-- START --

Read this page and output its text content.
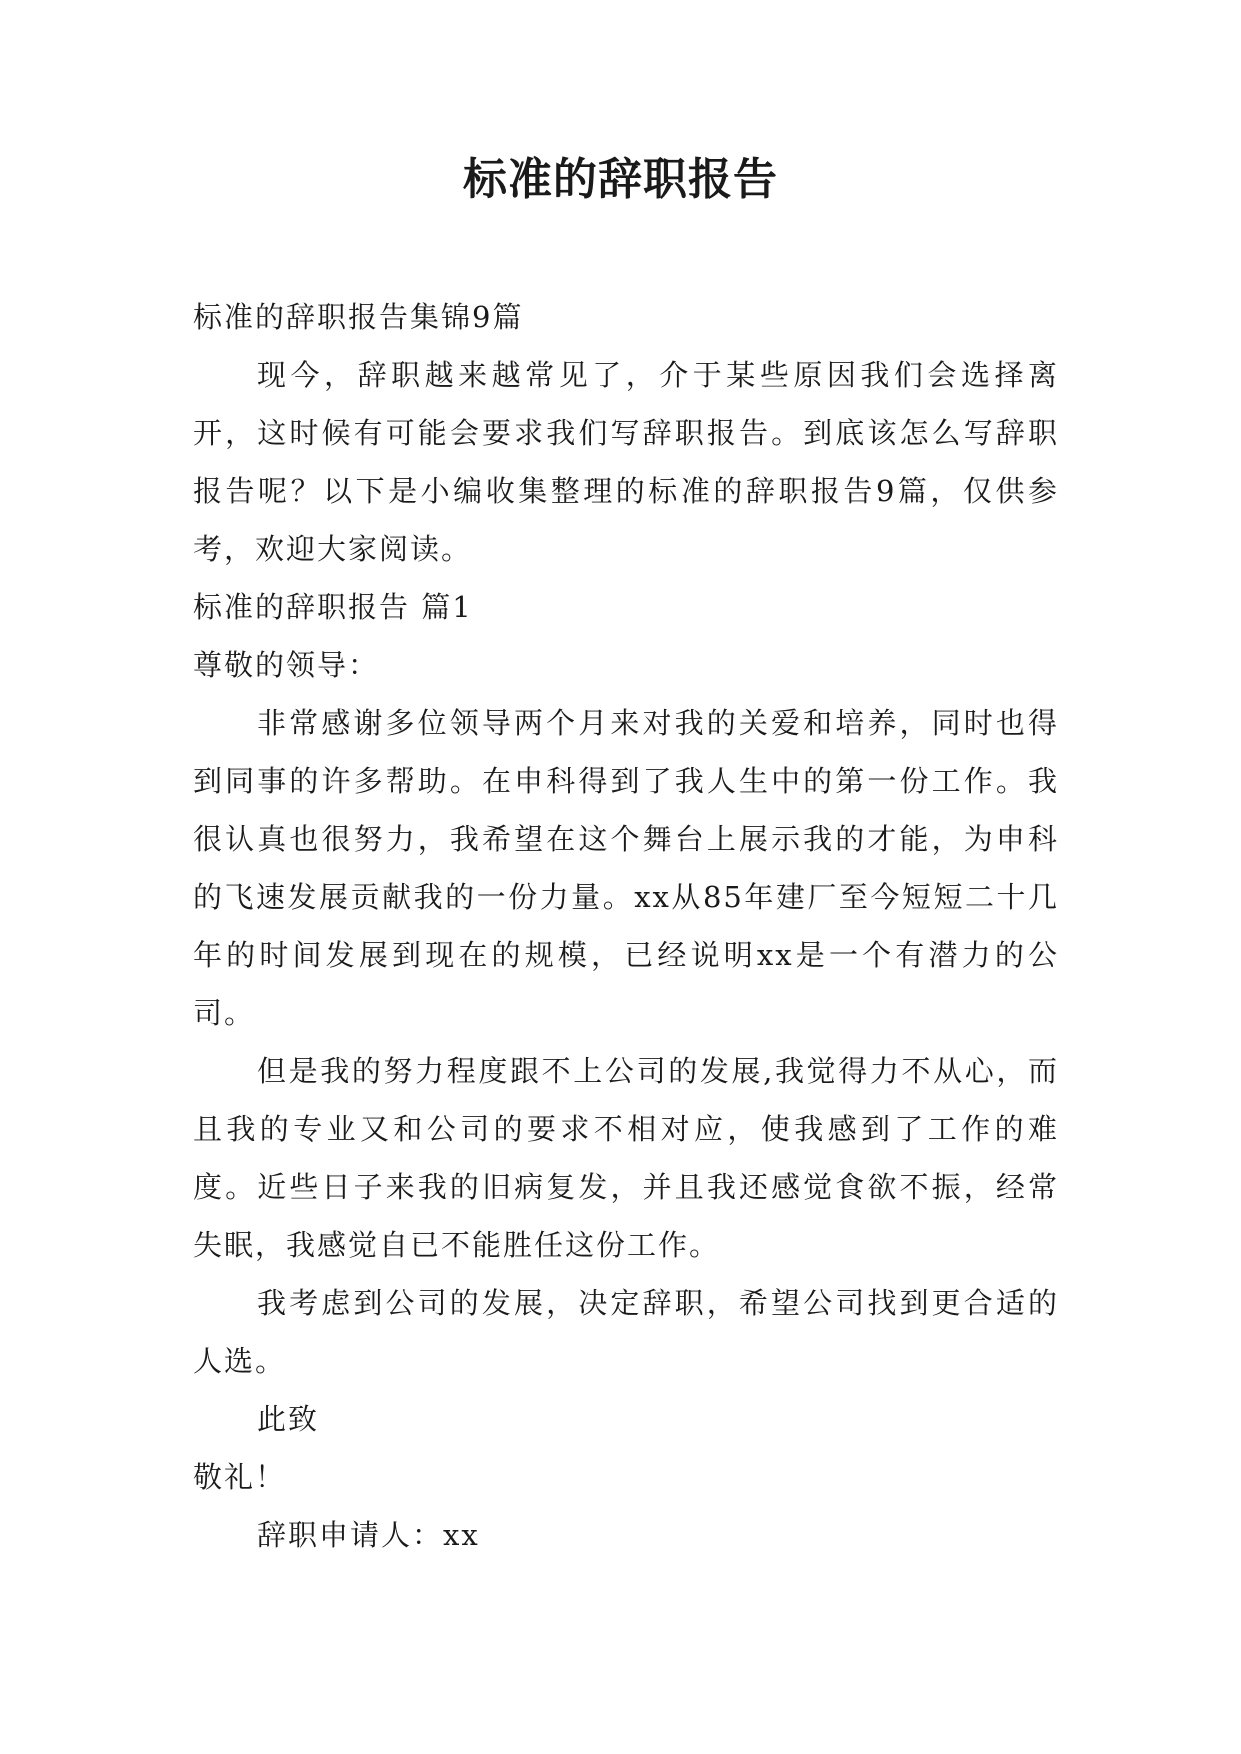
标准的辞职报告

标准的辞职报告集锦9篇

现今，辞职越来越常见了，介于某些原因我们会选择离开，这时候有可能会要求我们写辞职报告。到底该怎么写辞职报告呢？以下是小编收集整理的标准的辞职报告9篇，仅供参考，欢迎大家阅读。

标准的辞职报告 篇1

尊敬的领导：

非常感谢多位领导两个月来对我的关爱和培养，同时也得到同事的许多帮助。在申科得到了我人生中的第一份工作。我很认真也很努力，我希望在这个舞台上展示我的才能，为申科的飞速发展贡献我的一份力量。xx从85年建厂至今短短二十几年的时间发展到现在的规模，已经说明xx是一个有潜力的公司。

但是我的努力程度跟不上公司的发展,我觉得力不从心，而且我的专业又和公司的要求不相对应，使我感到了工作的难度。近些日子来我的旧病复发，并且我还感觉食欲不振，经常失眠，我感觉自已不能胜任这份工作。

我考虑到公司的发展，决定辞职，希望公司找到更合适的人选。

此致

敬礼！

辞职申请人：xx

-- END --

→ **Requirement**
Copy each line of the records precisely and drop any images they hold.

→ **Completed task**
Read this page and output its text content.
标准的辞职报告

标准的辞职报告集锦9篇

现今，辞职越来越常见了，介于某些原因我们会选择离开，这时候有可能会要求我们写辞职报告。到底该怎么写辞职报告呢？以下是小编收集整理的标准的辞职报告9篇，仅供参考，欢迎大家阅读。

标准的辞职报告 篇1

尊敬的领导：

非常感谢多位领导两个月来对我的关爱和培养，同时也得到同事的许多帮助。在申科得到了我人生中的第一份工作。我很认真也很努力，我希望在这个舞台上展示我的才能，为申科的飞速发展贡献我的一份力量。xx从85年建厂至今短短二十几年的时间发展到现在的规模，已经说明xx是一个有潜力的公司。

但是我的努力程度跟不上公司的发展,我觉得力不从心，而且我的专业又和公司的要求不相对应，使我感到了工作的难度。近些日子来我的旧病复发，并且我还感觉食欲不振，经常失眠，我感觉自已不能胜任这份工作。

我考虑到公司的发展，决定辞职，希望公司找到更合适的人选。

此致

敬礼！

辞职申请人：xx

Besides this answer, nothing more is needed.